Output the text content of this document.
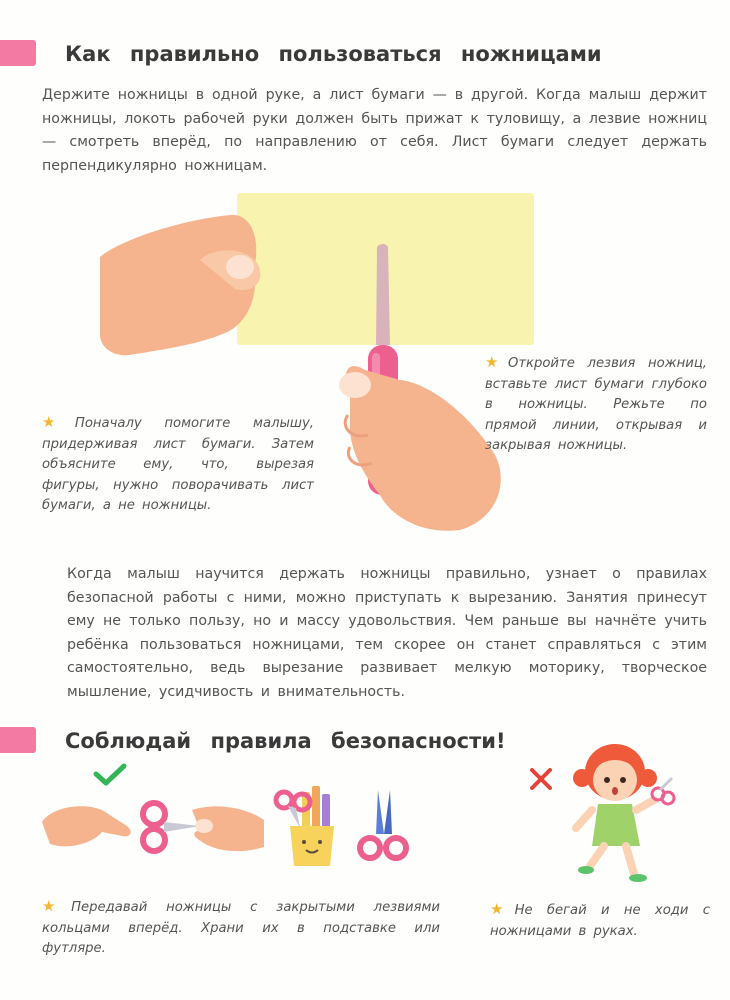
Как правильно пользоваться ножницами

Держите ножницы в одной руке, а лист бумаги — в другой. Когда малыш держит ножницы, локоть рабочей руки должен быть прижат к туловищу, а лезвие ножниц — смотреть вперёд, по направлению от себя. Лист бумаги следует держать перпендикулярно ножницам.

★ Откройте лезвия ножниц, вставьте лист бумаги глубоко в ножницы. Режьте по прямой линии, открывая и закрывая ножницы.

★ Поначалу помогите малышу, придерживая лист бумаги. Затем объясните ему, что, вырезая фигуры, нужно поворачивать лист бумаги, а не ножницы.

Когда малыш научится держать ножницы правильно, узнает о правилах безопасной работы с ними, можно приступать к вырезанию. Занятия принесут ему не только пользу, но и массу удовольствия. Чем раньше вы начнёте учить ребёнка пользоваться ножницами, тем скорее он станет справляться с этим самостоятельно, ведь вырезание развивает мелкую моторику, творческое мышление, усидчивость и внимательность.

Соблюдай правила безопасности!

★ Передавай ножницы с закрытыми лезвиями кольцами вперёд. Храни их в подставке или футляре.

★ Не бегай и не ходи с ножницами в руках.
━━━━━━━━━━━━━━━━
> Stated problem: Could you reproduce every record above exactly, leaving out the pictures?

> Written answer:
Output the text content of this document.
Как правильно пользоваться ножницами

Держите ножницы в одной руке, а лист бумаги — в другой. Когда малыш держит ножницы, локоть рабочей руки должен быть прижат к туловищу, а лезвие ножниц — смотреть вперёд, по направлению от себя. Лист бумаги следует держать перпендикулярно ножницам.

★ Откройте лезвия ножниц, вставьте лист бумаги глубоко в ножницы. Режьте по прямой линии, открывая и закрывая ножницы.

★ Поначалу помогите малышу, придерживая лист бумаги. Затем объясните ему, что, вырезая фигуры, нужно поворачивать лист бумаги, а не ножницы.

Когда малыш научится держать ножницы правильно, узнает о правилах безопасной работы с ними, можно приступать к вырезанию. Занятия принесут ему не только пользу, но и массу удовольствия. Чем раньше вы начнёте учить ребёнка пользоваться ножницами, тем скорее он станет справляться с этим самостоятельно, ведь вырезание развивает мелкую моторику, творческое мышление, усидчивость и внимательность.

Соблюдай правила безопасности!

★ Передавай ножницы с закрытыми лезвиями кольцами вперёд. Храни их в подставке или футляре.

★ Не бегай и не ходи с ножницами в руках.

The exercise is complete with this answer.